Goal
Read the material below. Count the lines containing "title" and give that count alone.

(Entries taken from a collection)

--- begin ---

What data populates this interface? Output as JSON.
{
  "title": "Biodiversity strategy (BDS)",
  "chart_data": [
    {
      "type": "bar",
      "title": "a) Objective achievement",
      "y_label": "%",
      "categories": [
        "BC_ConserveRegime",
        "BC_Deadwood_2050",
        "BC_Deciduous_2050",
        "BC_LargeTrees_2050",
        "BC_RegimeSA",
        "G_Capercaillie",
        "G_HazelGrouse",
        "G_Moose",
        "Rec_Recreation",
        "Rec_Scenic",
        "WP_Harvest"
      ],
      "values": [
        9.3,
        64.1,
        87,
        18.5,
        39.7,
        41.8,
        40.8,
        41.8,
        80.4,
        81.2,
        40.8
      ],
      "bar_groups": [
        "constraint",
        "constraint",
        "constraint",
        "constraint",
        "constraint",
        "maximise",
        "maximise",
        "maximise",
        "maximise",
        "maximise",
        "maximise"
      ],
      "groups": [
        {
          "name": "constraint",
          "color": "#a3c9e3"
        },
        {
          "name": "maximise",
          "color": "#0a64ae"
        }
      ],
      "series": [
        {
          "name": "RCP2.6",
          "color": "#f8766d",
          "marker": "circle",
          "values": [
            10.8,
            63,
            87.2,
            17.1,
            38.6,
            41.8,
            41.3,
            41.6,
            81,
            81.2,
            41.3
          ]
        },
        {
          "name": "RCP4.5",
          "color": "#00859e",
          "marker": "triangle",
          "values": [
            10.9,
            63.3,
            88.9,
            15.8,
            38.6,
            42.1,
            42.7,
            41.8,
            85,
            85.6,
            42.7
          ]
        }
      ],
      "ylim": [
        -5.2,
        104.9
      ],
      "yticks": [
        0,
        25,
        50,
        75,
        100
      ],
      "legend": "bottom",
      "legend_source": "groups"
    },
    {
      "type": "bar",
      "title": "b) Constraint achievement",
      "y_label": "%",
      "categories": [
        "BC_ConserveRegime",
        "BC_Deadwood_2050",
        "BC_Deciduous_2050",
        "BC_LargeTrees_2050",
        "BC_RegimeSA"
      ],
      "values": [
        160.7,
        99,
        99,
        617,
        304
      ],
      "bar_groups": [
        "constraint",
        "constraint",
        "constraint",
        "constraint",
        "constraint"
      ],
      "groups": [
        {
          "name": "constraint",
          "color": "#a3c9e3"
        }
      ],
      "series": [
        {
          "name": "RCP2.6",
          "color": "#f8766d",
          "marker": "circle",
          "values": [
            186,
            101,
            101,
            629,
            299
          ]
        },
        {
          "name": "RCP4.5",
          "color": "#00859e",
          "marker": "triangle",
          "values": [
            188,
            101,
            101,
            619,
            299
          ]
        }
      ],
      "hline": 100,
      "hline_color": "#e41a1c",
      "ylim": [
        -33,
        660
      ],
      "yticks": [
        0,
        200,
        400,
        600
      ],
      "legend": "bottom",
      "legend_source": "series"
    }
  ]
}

--- end ---

Result
3